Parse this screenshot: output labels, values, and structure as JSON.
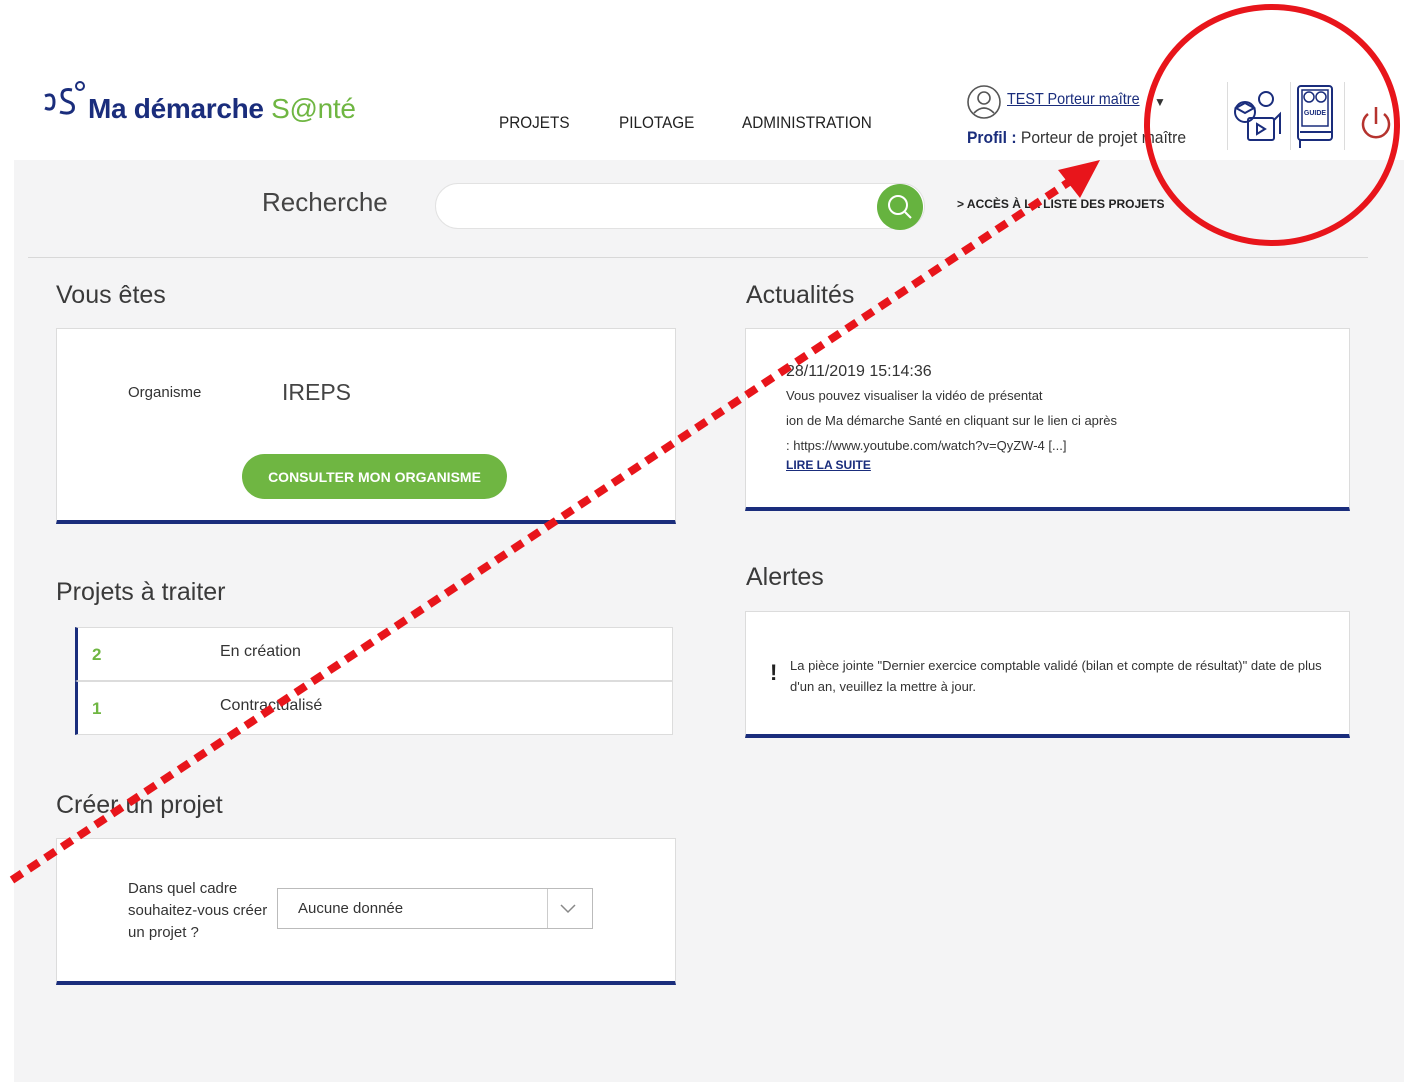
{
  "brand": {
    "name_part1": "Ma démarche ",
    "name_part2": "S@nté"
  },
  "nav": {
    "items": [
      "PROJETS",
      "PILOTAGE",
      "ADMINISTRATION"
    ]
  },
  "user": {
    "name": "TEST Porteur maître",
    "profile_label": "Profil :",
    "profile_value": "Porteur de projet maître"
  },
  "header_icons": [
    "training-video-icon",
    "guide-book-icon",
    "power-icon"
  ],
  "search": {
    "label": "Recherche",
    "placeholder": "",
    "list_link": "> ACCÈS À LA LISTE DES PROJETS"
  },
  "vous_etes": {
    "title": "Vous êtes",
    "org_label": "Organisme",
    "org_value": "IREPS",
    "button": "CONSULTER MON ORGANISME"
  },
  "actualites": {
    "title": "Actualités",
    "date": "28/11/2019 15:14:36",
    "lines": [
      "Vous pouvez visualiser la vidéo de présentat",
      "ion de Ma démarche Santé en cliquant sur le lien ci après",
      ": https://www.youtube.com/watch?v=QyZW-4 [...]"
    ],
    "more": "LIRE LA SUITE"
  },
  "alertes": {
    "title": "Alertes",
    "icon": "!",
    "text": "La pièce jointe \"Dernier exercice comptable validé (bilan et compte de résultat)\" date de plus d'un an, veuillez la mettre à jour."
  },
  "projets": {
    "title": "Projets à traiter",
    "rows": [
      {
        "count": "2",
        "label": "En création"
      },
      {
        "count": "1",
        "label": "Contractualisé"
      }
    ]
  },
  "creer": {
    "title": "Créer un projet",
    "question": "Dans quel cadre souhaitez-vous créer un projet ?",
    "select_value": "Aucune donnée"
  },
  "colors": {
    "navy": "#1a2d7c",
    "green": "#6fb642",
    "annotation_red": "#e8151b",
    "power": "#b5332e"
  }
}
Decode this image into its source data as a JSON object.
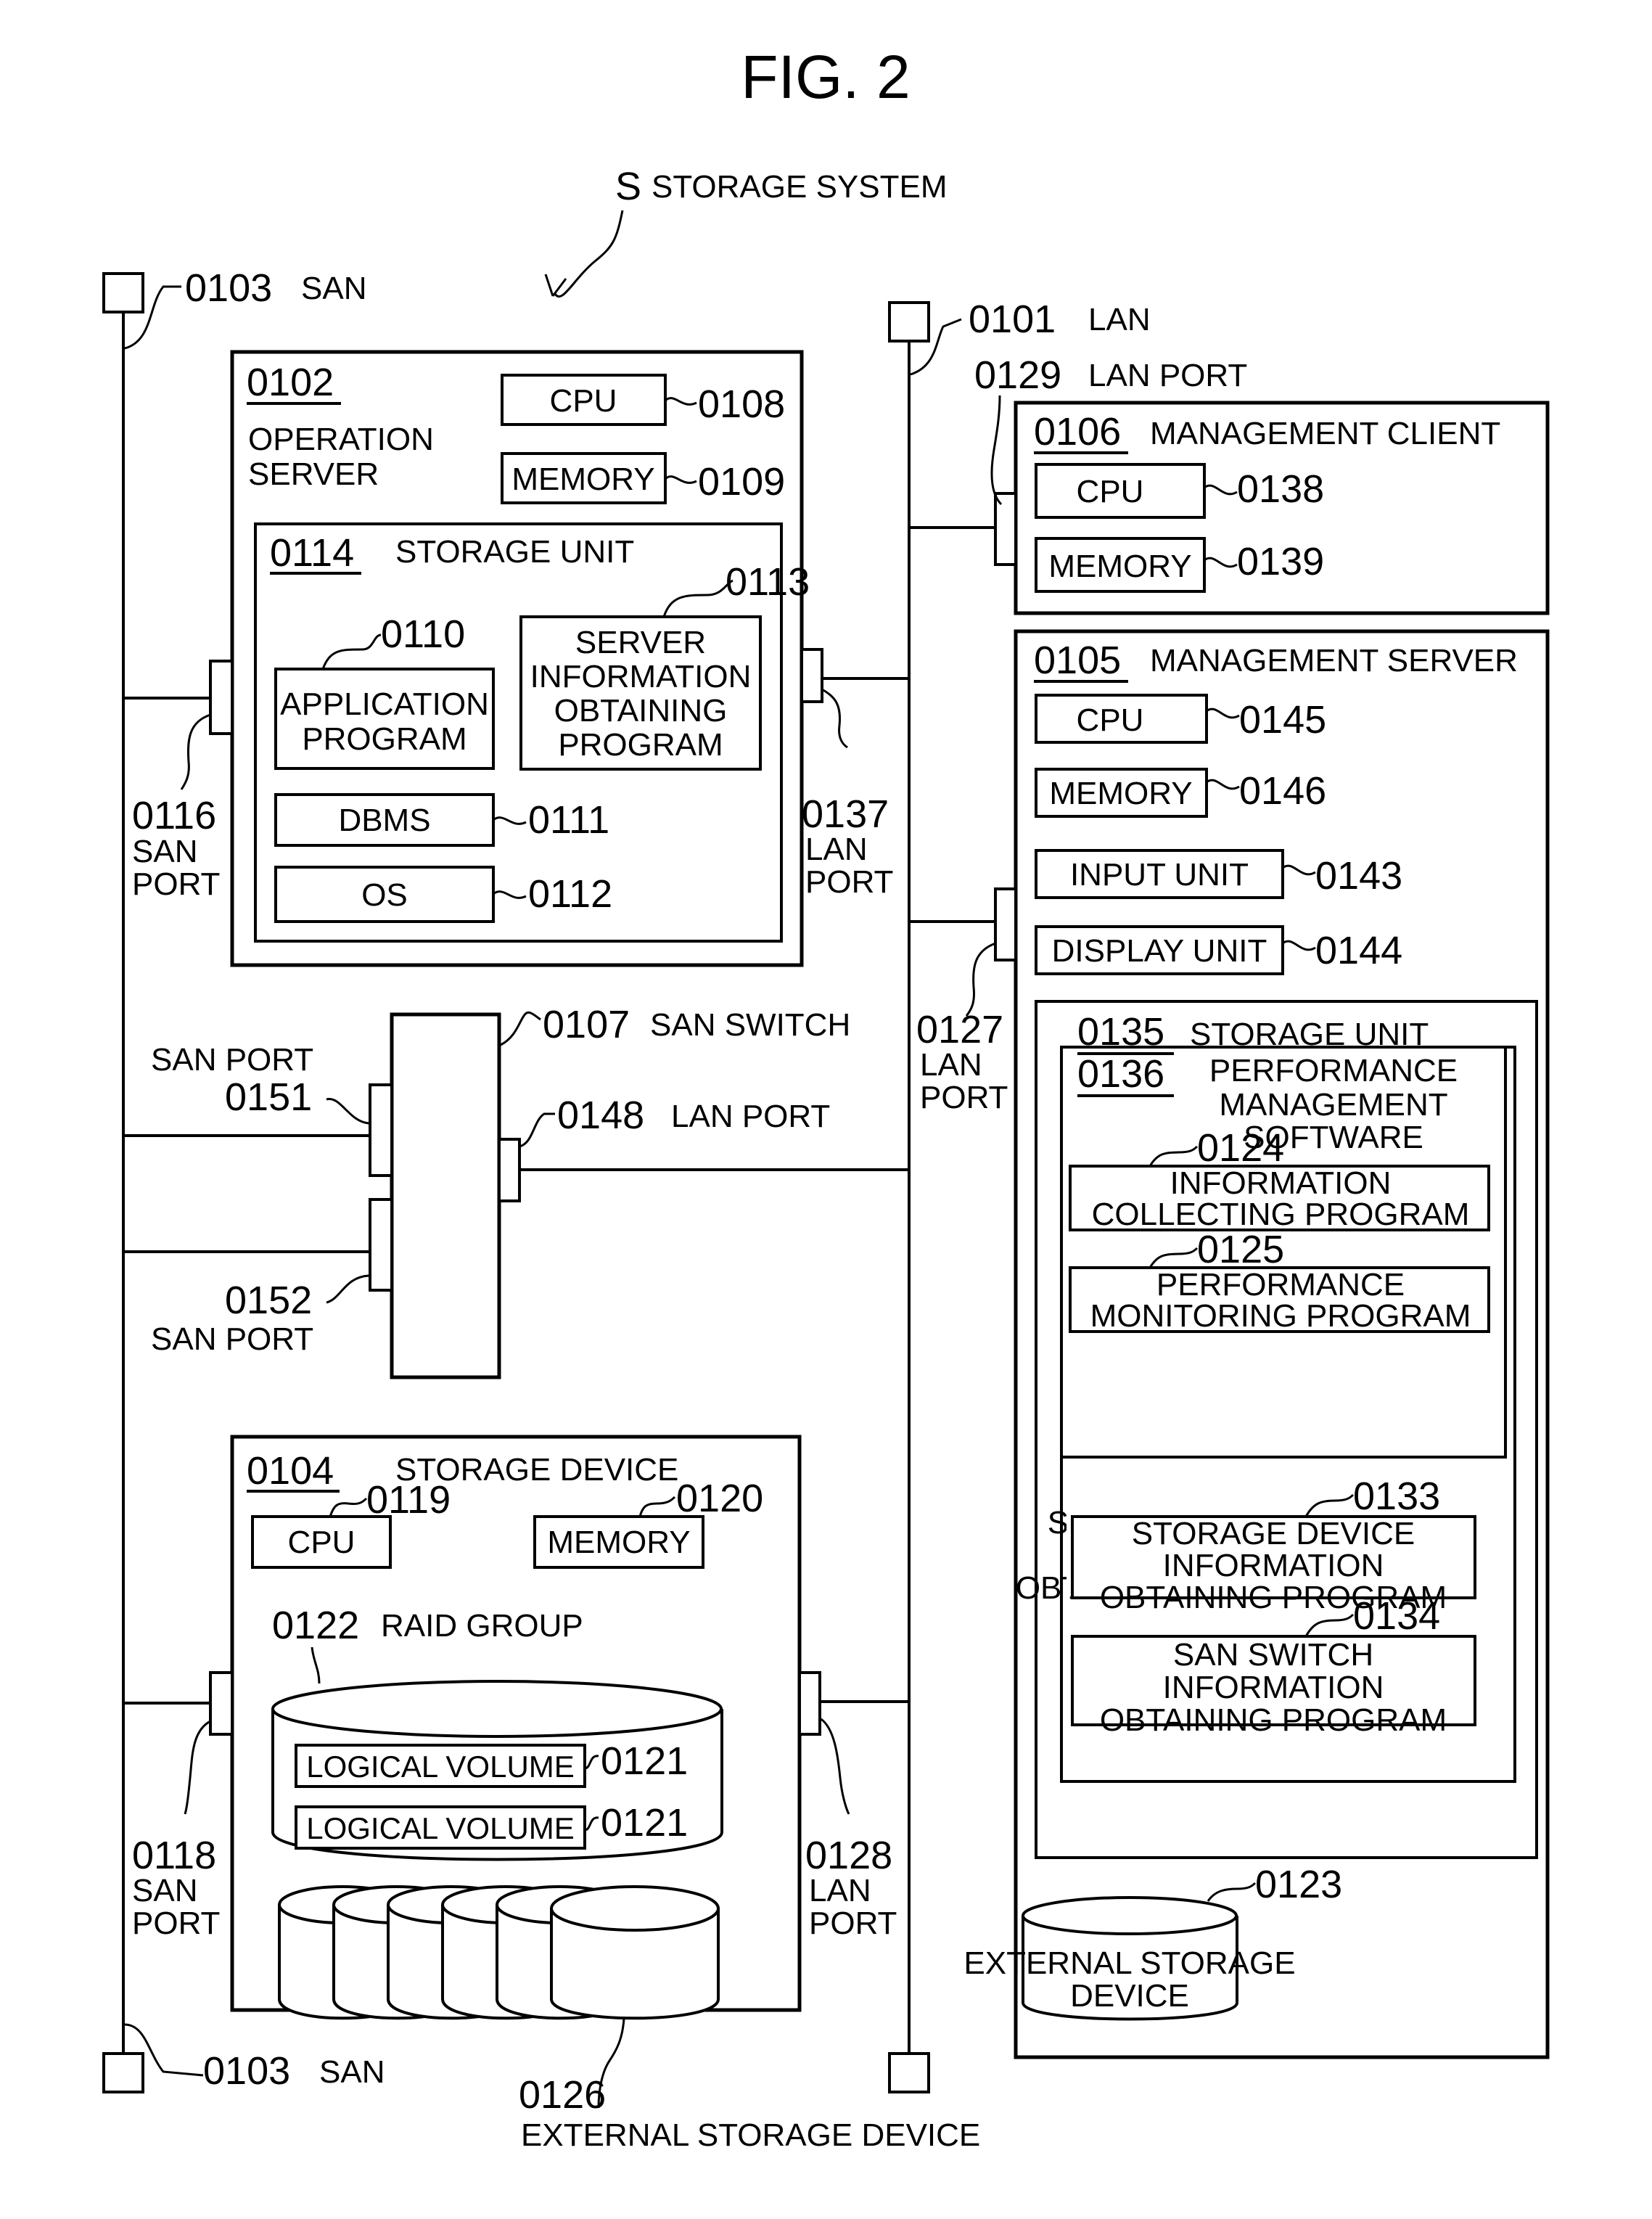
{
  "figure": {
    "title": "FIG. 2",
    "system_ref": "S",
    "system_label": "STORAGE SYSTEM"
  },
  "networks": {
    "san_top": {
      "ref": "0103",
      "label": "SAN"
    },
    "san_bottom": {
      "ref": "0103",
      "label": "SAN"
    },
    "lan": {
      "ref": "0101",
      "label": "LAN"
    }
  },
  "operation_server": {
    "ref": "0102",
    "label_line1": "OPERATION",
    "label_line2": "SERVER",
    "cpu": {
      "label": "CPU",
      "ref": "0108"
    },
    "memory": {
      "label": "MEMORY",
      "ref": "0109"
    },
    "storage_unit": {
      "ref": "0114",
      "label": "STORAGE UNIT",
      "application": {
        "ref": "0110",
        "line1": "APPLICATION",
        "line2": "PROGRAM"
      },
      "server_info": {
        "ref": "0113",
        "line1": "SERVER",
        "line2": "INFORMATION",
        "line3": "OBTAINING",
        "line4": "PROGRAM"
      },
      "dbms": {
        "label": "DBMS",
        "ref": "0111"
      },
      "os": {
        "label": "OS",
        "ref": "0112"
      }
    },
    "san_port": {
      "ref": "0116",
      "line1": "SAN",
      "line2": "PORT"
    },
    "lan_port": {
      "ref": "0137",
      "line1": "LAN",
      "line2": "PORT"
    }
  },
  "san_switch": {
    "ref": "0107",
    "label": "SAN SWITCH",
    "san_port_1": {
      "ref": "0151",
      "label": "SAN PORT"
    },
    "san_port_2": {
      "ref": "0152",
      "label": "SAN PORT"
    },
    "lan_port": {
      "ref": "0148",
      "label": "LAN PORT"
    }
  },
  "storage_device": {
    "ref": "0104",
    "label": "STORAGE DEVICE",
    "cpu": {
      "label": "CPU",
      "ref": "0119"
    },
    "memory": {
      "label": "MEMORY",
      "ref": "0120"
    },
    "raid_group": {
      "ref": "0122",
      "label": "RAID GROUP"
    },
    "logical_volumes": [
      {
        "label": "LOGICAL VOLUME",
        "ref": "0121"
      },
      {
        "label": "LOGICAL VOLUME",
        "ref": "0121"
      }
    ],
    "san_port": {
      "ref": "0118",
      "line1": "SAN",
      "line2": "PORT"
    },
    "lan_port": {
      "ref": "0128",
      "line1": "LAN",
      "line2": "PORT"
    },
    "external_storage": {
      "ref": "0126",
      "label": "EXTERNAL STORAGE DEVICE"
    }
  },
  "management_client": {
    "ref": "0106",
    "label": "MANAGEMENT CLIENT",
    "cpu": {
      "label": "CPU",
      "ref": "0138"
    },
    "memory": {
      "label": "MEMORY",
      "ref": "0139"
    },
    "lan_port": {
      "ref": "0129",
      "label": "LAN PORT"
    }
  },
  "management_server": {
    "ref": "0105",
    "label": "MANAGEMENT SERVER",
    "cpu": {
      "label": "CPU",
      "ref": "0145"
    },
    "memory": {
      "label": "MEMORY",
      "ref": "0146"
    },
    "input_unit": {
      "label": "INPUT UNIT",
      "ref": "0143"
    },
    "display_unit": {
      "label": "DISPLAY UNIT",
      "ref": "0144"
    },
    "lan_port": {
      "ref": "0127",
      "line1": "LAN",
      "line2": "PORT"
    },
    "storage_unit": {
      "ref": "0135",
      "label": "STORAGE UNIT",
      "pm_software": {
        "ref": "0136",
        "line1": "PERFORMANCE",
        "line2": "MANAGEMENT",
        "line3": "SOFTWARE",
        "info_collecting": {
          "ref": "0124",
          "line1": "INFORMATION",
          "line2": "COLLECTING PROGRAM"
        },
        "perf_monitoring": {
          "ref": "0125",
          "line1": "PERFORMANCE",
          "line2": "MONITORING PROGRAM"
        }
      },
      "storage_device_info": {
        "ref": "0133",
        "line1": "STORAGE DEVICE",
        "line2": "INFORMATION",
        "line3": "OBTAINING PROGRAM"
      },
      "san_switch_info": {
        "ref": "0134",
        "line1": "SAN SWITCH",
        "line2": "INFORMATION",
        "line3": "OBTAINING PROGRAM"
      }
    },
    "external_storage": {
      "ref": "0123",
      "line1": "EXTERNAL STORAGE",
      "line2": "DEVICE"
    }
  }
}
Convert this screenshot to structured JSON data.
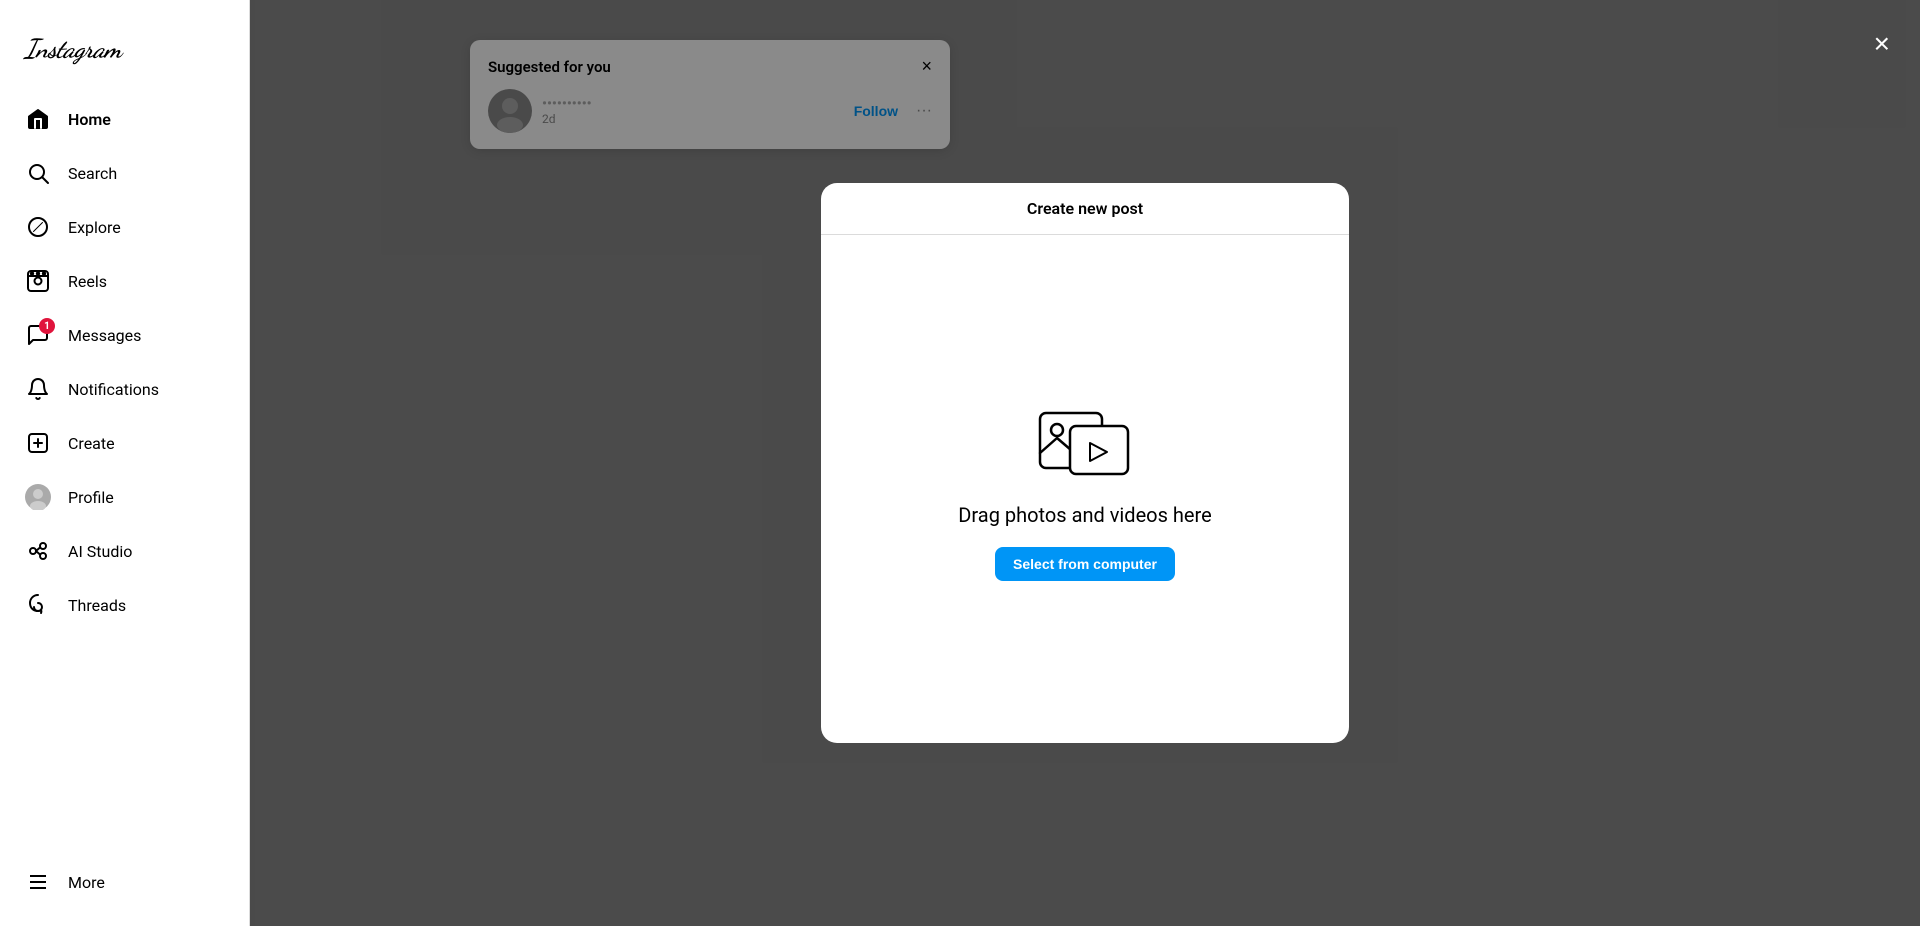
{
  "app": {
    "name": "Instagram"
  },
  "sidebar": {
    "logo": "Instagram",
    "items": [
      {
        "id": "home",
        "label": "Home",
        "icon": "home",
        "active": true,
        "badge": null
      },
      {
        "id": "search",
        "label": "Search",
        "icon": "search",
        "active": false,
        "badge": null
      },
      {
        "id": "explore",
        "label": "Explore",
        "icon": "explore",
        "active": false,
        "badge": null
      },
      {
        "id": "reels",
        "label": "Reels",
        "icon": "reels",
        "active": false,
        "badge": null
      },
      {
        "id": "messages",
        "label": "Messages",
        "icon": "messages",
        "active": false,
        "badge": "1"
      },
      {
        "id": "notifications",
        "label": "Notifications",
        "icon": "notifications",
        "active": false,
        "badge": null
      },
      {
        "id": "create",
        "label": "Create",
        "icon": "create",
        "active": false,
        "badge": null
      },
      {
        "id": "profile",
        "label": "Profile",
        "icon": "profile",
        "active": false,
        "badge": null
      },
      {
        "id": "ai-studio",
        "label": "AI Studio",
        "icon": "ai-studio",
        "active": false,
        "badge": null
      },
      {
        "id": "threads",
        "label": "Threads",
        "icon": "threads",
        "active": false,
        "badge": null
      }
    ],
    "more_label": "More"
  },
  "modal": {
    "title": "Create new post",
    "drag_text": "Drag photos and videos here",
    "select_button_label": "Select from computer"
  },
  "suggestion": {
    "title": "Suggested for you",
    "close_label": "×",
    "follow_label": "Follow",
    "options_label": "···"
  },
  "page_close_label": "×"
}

---+---

* PROBLEM TO WORK ON
For the entries above, state how many lines contain the word "démarche". Provide the number by itself.

* SOLUTION TO THE PROBLEM
2